Saved data entries:
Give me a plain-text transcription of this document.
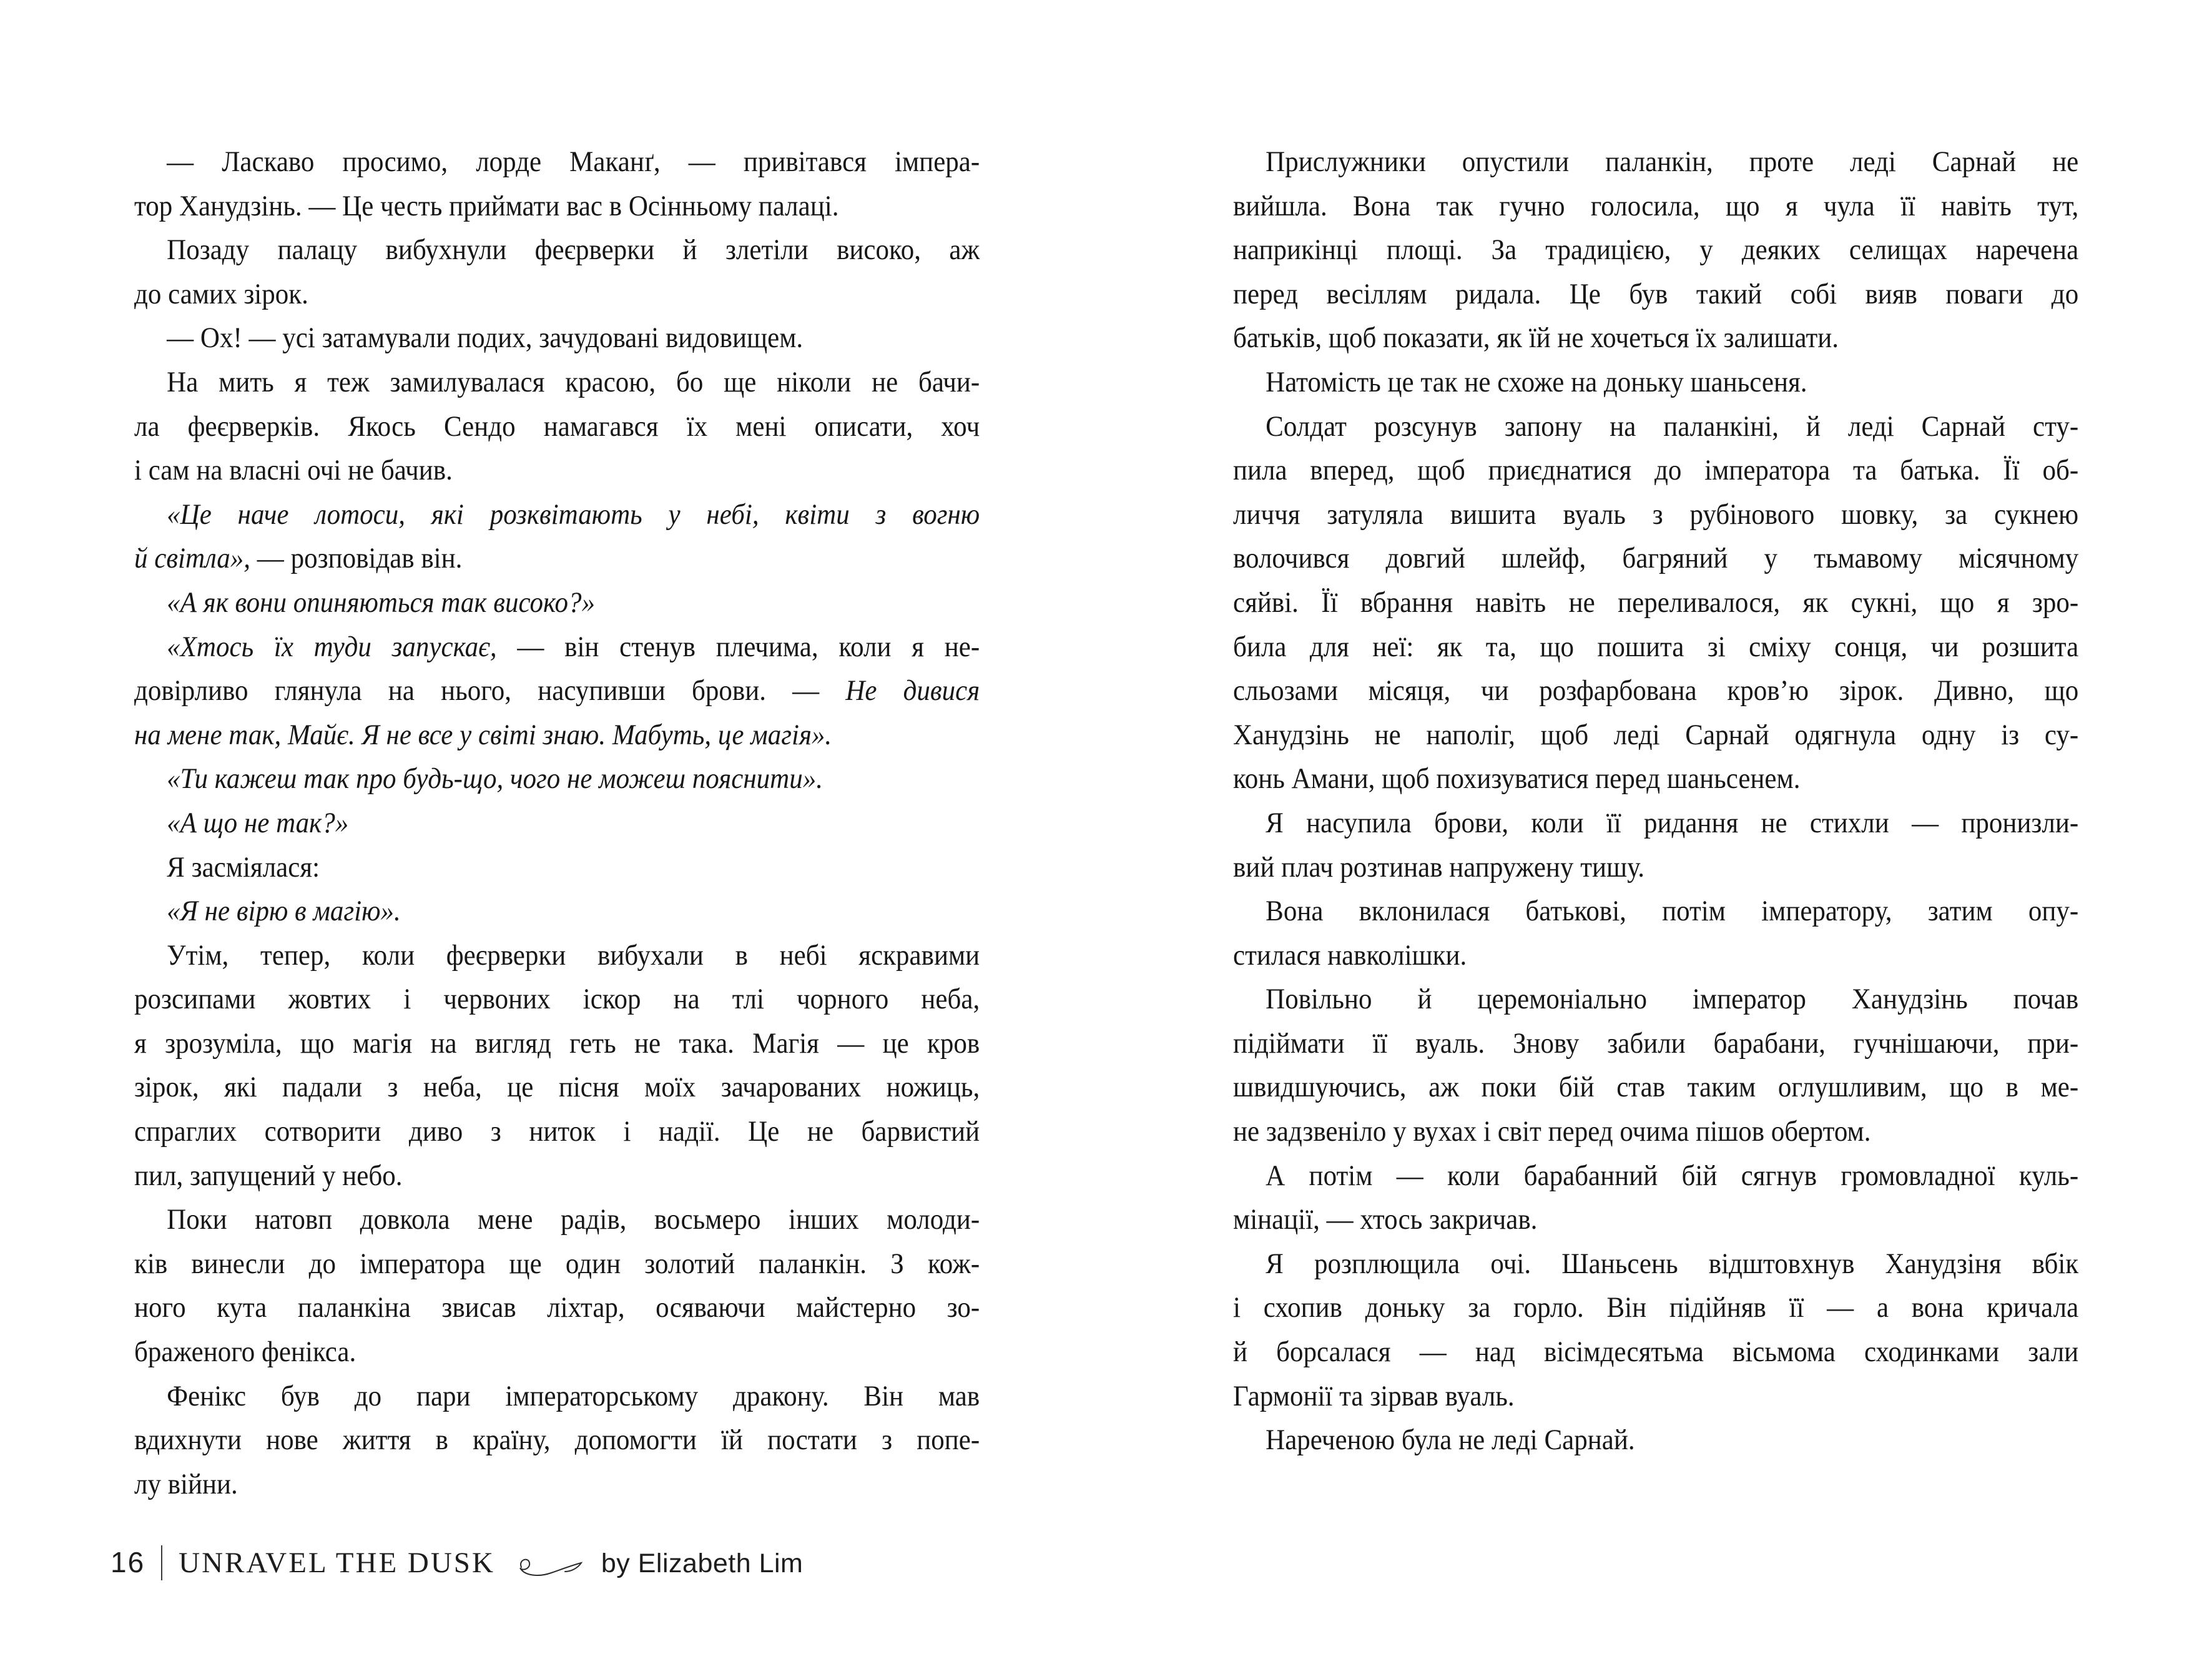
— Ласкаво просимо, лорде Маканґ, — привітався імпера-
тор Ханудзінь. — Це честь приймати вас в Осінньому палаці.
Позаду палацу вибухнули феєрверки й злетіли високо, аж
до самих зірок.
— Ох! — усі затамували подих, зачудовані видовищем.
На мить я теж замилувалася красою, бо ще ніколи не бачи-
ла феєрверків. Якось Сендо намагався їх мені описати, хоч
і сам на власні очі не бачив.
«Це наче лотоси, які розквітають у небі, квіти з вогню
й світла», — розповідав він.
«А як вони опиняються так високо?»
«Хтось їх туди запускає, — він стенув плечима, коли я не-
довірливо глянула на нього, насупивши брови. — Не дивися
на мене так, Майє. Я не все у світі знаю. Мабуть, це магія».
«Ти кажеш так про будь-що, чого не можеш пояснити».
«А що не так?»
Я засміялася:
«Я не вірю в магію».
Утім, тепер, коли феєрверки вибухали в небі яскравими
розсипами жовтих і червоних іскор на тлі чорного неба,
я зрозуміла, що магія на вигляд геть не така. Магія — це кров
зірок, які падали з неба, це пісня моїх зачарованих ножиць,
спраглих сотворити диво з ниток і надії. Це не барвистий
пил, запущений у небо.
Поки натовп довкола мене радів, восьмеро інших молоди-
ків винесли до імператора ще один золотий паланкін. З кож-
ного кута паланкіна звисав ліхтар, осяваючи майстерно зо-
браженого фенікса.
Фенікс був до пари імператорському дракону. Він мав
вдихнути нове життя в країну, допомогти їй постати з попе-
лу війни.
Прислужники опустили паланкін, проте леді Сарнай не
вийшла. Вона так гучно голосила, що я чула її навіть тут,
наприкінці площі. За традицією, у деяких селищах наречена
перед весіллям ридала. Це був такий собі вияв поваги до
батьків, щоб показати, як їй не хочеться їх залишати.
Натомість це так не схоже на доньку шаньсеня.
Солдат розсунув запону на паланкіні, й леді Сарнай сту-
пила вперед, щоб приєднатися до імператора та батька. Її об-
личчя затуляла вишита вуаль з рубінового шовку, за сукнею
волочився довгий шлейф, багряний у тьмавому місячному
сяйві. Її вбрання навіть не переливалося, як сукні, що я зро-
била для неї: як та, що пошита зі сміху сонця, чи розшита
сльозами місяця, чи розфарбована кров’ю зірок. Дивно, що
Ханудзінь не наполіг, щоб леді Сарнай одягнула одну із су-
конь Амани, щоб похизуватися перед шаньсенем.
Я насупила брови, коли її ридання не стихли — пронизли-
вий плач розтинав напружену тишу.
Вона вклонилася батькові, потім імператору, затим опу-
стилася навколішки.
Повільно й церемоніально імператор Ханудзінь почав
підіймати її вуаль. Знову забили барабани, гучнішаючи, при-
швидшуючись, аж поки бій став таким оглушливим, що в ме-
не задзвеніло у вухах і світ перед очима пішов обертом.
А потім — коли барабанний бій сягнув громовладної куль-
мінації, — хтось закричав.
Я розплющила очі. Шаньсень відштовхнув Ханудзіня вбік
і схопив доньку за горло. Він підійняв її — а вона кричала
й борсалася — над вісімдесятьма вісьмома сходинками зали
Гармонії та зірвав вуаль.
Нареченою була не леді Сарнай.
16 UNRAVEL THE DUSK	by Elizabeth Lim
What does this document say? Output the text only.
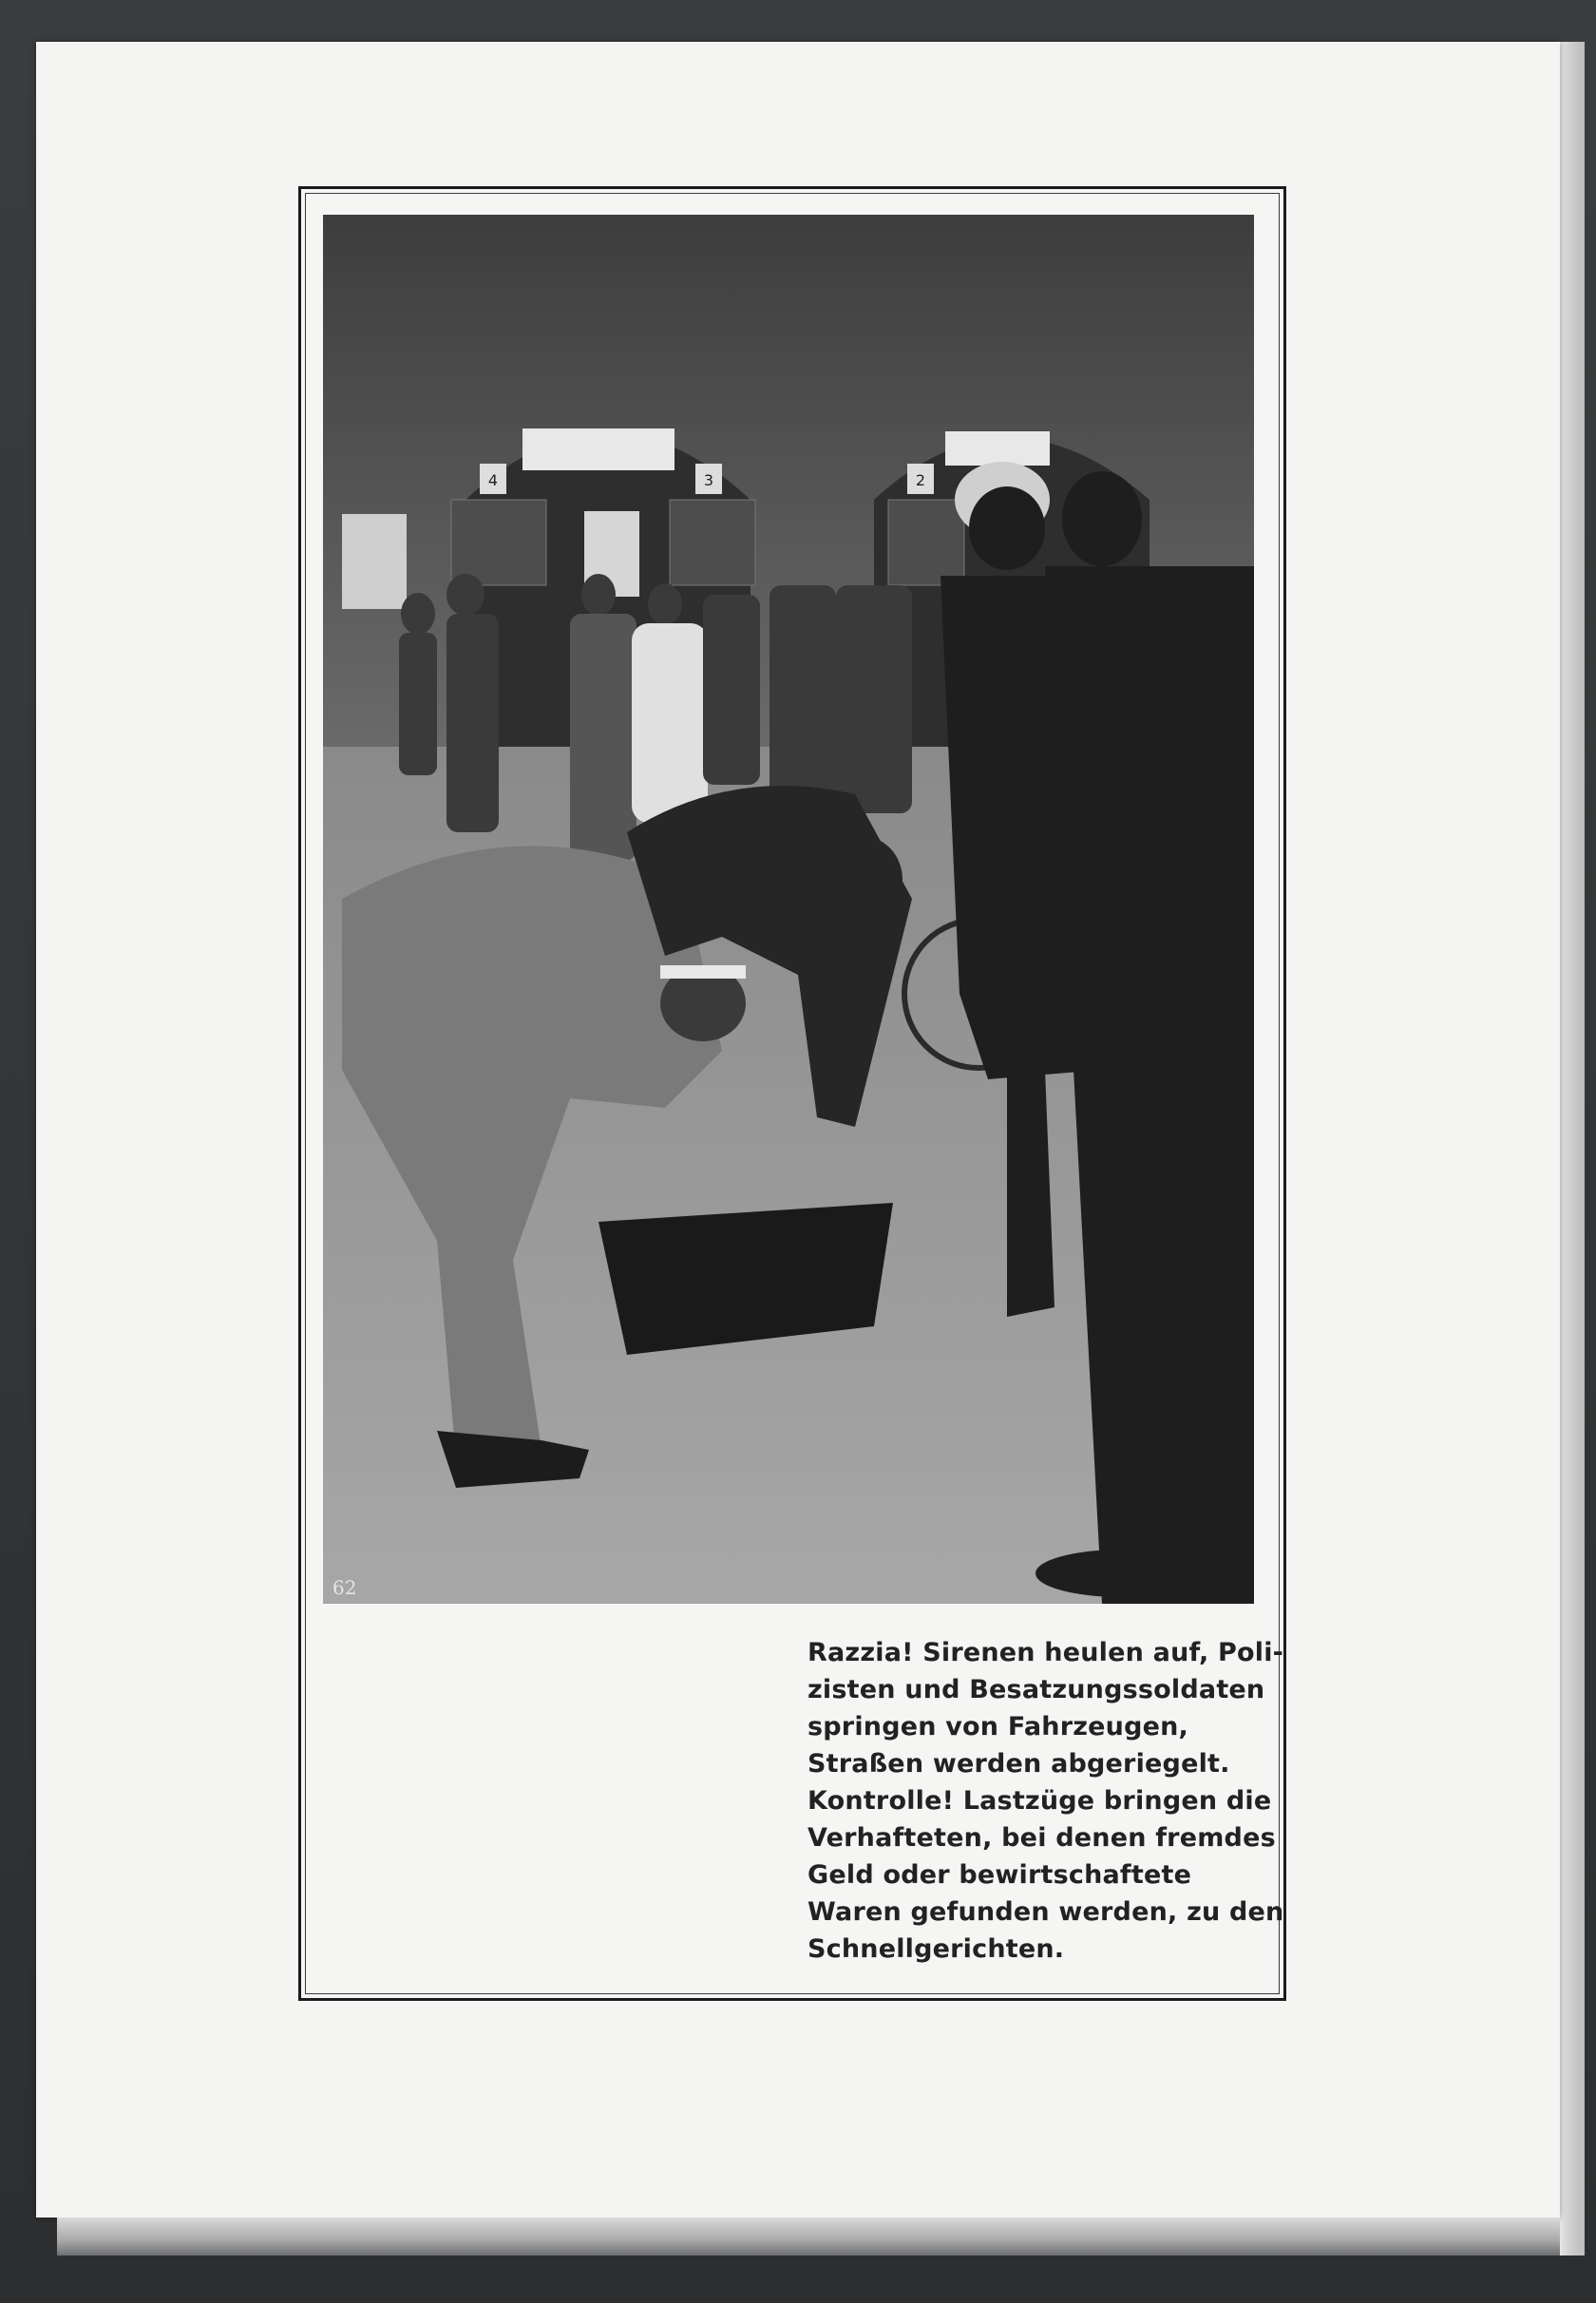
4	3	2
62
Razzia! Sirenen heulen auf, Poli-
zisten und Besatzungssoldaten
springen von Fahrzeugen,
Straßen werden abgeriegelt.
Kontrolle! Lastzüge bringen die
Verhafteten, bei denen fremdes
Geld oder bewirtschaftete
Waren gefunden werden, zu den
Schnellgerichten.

REQUIRED WORK: Using the records above, find and show each line with the string "зірок".

PROBLEM SOLUTION:
до самих зірок.
зірок, які падали з неба, це пісня моїх зачарованих ножиць,
сльозами місяця, чи розфарбована кров’ю зірок. Дивно, що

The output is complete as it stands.